Dataset records:
------------

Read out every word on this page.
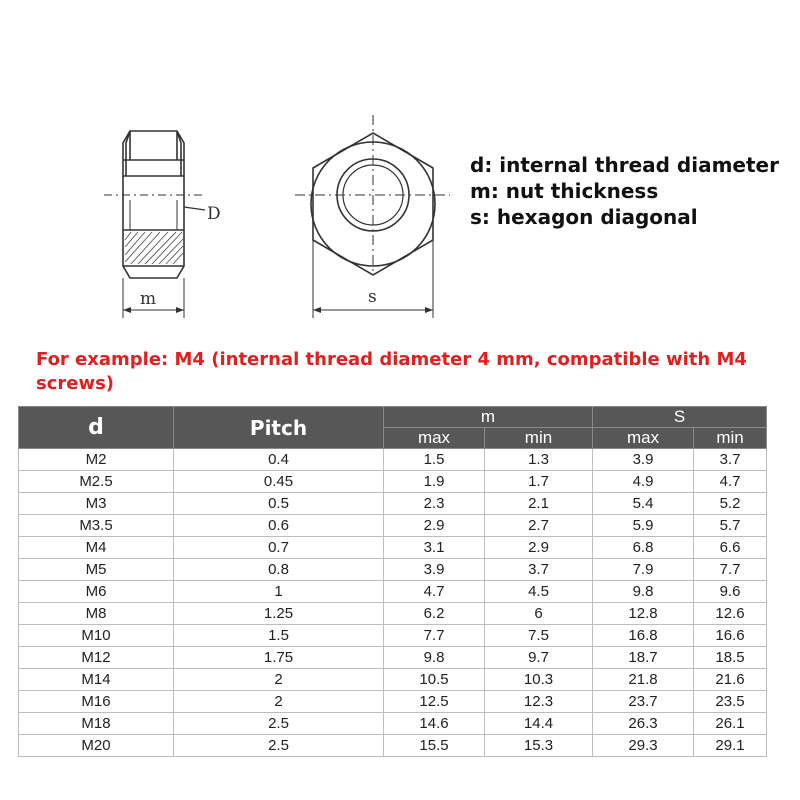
D
m	s
d: internal thread diameter
m: nut thickness
s: hexagon diagonal
For example: M4 (internal thread diameter 4 mm, compatible with M4 screws)
d	Pitch	m		S	
		max	min	max	min
M2	0.4	1.5	1.3	3.9	3.7
M2.5	0.45	1.9	1.7	4.9	4.7
M3	0.5	2.3	2.1	5.4	5.2
M3.5	0.6	2.9	2.7	5.9	5.7
M4	0.7	3.1	2.9	6.8	6.6
M5	0.8	3.9	3.7	7.9	7.7
M6	1	4.7	4.5	9.8	9.6
M8	1.25	6.2	6	12.8	12.6
M10	1.5	7.7	7.5	16.8	16.6
M12	1.75	9.8	9.7	18.7	18.5
M14	2	10.5	10.3	21.8	21.6
M16	2	12.5	12.3	23.7	23.5
M18	2.5	14.6	14.4	26.3	26.1
M20	2.5	15.5	15.3	29.3	29.1
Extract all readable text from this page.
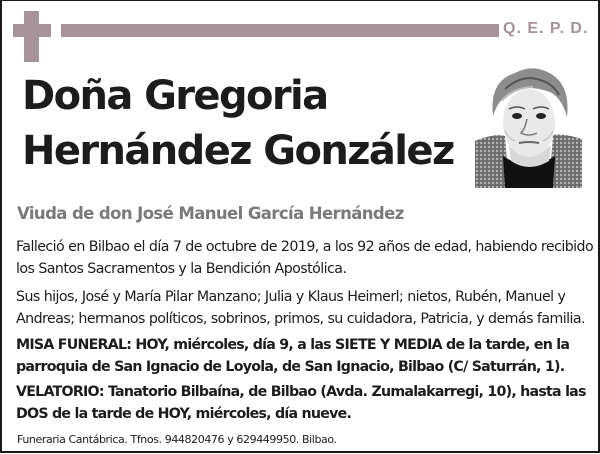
Q. E. P. D.
Doña Gregoria
Hernández González
Viuda de don José Manuel García Hernández

Falleció en Bilbao el día 7 de octubre de 2019, a los 92 años de edad, habiendo recibido los Santos Sacramentos y la Bendición Apostólica.

Sus hijos, José y María Pilar Manzano; Julia y Klaus Heimerl; nietos, Rubén, Manuel y Andreas; hermanos políticos, sobrinos, primos, su cuidadora, Patricia, y demás familia.

MISA FUNERAL: HOY, miércoles, día 9, a las SIETE Y MEDIA de la tarde, en la parroquia de San Ignacio de Loyola, de San Ignacio, Bilbao (C/ Saturrán, 1).

VELATORIO: Tanatorio Bilbaína, de Bilbao (Avda. Zumalakarregi, 10), hasta las DOS de la tarde de HOY, miércoles, día nueve.

Funeraria Cantábrica. Tfnos. 944820476 y 629449950. Bilbao.
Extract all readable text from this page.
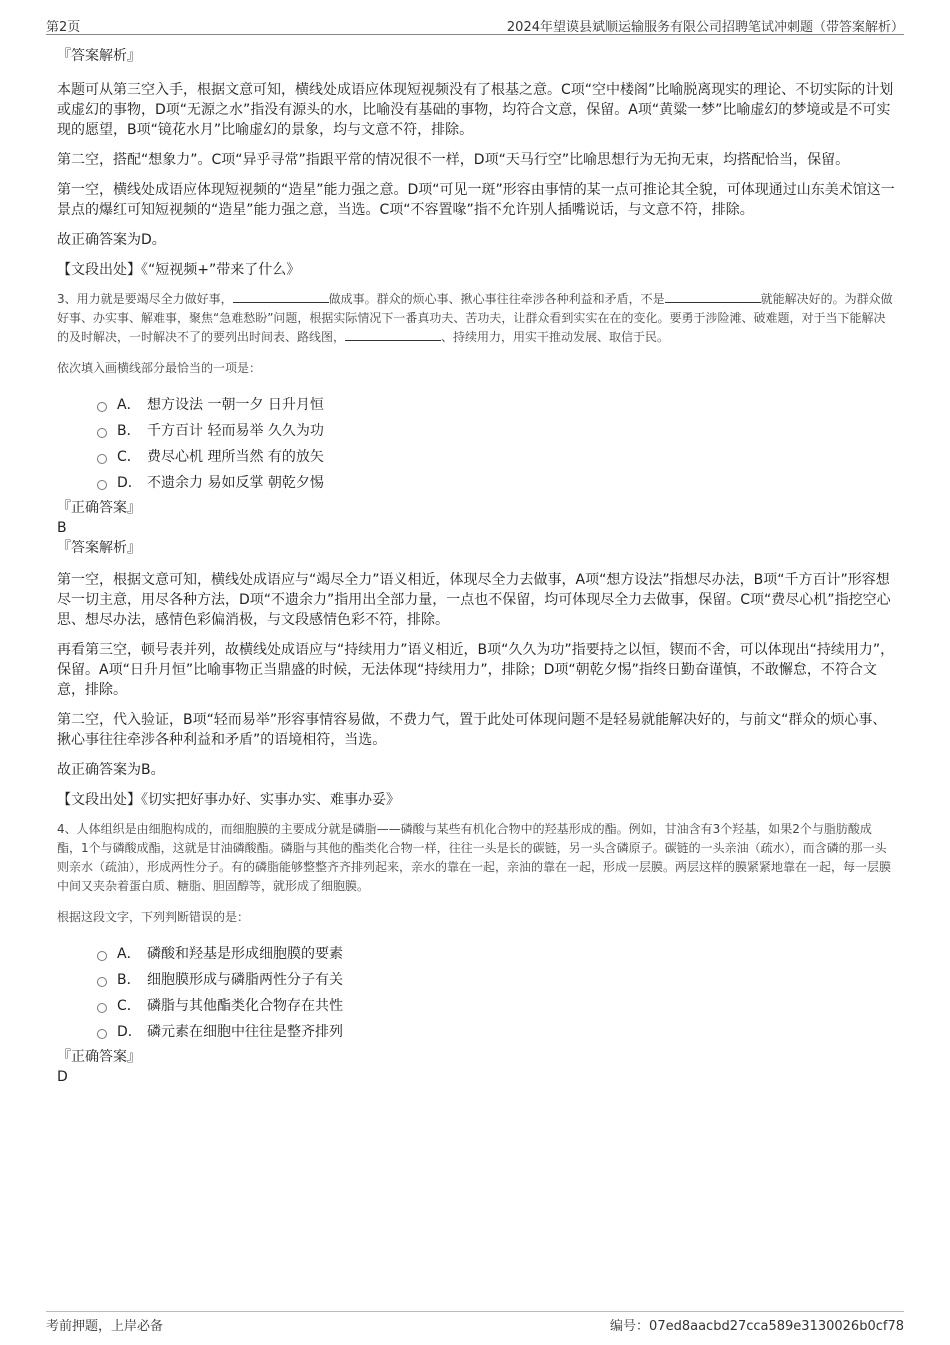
第2页	2024年望谟县斌顺运输服务有限公司招聘笔试冲刺题（带答案解析）

『答案解析』

本题可从第三空入手，根据文意可知，横线处成语应体现短视频没有了根基之意。C项“空中楼阁”比喻脱离现实的理论、不切实际的计划或虚幻的事物，D项“无源之水”指没有源头的水，比喻没有基础的事物，均符合文意，保留。A项“黄粱一梦”比喻虚幻的梦境或是不可实现的愿望，B项“镜花水月”比喻虚幻的景象，均与文意不符，排除。

第二空，搭配“想象力”。C项“异乎寻常”指跟平常的情况很不一样，D项“天马行空”比喻思想行为无拘无束，均搭配恰当，保留。

第一空，横线处成语应体现短视频的“造星”能力强之意。D项“可见一斑”形容由事情的某一点可推论其全貌，可体现通过山东美术馆这一景点的爆红可知短视频的“造星”能力强之意，当选。C项“不容置喙”指不允许别人插嘴说话，与文意不符，排除。

故正确答案为D。

【文段出处】《“短视频+”带来了什么》

3、用力就是要竭尽全力做好事，	做成事。群众的烦心事、揪心事往往牵涉各种利益和矛盾，不是	就能解决好的。为群众做好事、办实事、解难事，聚焦“急难愁盼”问题，根据实际情况下一番真功夫、苦功夫，让群众看到实实在在的变化。要勇于涉险滩、破难题，对于当下能解决的及时解决，一时解决不了的要列出时间表、路线图，	、持续用力，用实干推动发展、取信于民。

依次填入画横线部分最恰当的一项是：

A． 想方设法 一朝一夕 日升月恒
B． 千方百计 轻而易举 久久为功
C． 费尽心机 理所当然 有的放矢
D． 不遗余力 易如反掌 朝乾夕惕

『正确答案』

B

『答案解析』

第一空，根据文意可知，横线处成语应与“竭尽全力”语义相近，体现尽全力去做事，A项“想方设法”指想尽办法，B项“千方百计”形容想尽一切主意，用尽各种方法，D项“不遗余力”指用出全部力量，一点也不保留，均可体现尽全力去做事，保留。C项“费尽心机”指挖空心思、想尽办法，感情色彩偏消极，与文段感情色彩不符，排除。

再看第三空，顿号表并列，故横线处成语应与“持续用力”语义相近，B项“久久为功”指要持之以恒，锲而不舍，可以体现出“持续用力”，保留。A项“日升月恒”比喻事物正当鼎盛的时候，无法体现“持续用力”，排除；D项“朝乾夕惕”指终日勤奋谨慎，不敢懈怠，不符合文意，排除。

第二空，代入验证，B项“轻而易举”形容事情容易做，不费力气，置于此处可体现问题不是轻易就能解决好的，与前文“群众的烦心事、揪心事往往牵涉各种利益和矛盾”的语境相符，当选。

故正确答案为B。

【文段出处】《切实把好事办好、实事办实、难事办妥》

4、人体组织是由细胞构成的，而细胞膜的主要成分就是磷脂——磷酸与某些有机化合物中的羟基形成的酯。例如，甘油含有3个羟基，如果2个与脂肪酸成酯，1个与磷酸成酯，这就是甘油磷酸酯。磷脂与其他的酯类化合物一样，往往一头是长的碳链，另一头含磷原子。碳链的一头亲油（疏水），而含磷的那一头则亲水（疏油），形成两性分子。有的磷脂能够整整齐齐排列起来，亲水的靠在一起，亲油的靠在一起，形成一层膜。两层这样的膜紧紧地靠在一起，每一层膜中间又夹杂着蛋白质、糖脂、胆固醇等，就形成了细胞膜。

根据这段文字，下列判断错误的是：

A． 磷酸和羟基是形成细胞膜的要素
B． 细胞膜形成与磷脂两性分子有关
C． 磷脂与其他酯类化合物存在共性
D． 磷元素在细胞中往往是整齐排列

『正确答案』

D

考前押题，上岸必备	编号：07ed8aacbd27cca589e3130026b0cf78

------------

* DIRECTIVE: Show every line above in which the word "群众的烦心事" occurs.

* EXPECTED ANSWER:
3、用力就是要竭尽全力做好事，	做成事。群众的烦心事、揪心事往往牵涉各种利益和矛盾，不是	就能解决好的。为群众做好事、办实事、解难事，聚焦“急难愁盼”问题，根据实际情况下一番真功夫、苦功夫，让群众看到实实在在的变化。要勇于涉险滩、破难题，对于当下能解决的及时解决，一时解决不了的要列出时间表、路线图，	、持续用力，用实干推动发展、取信于民。
第二空，代入验证，B项“轻而易举”形容事情容易做，不费力气，置于此处可体现问题不是轻易就能解决好的，与前文“群众的烦心事、揪心事往往牵涉各种利益和矛盾”的语境相符，当选。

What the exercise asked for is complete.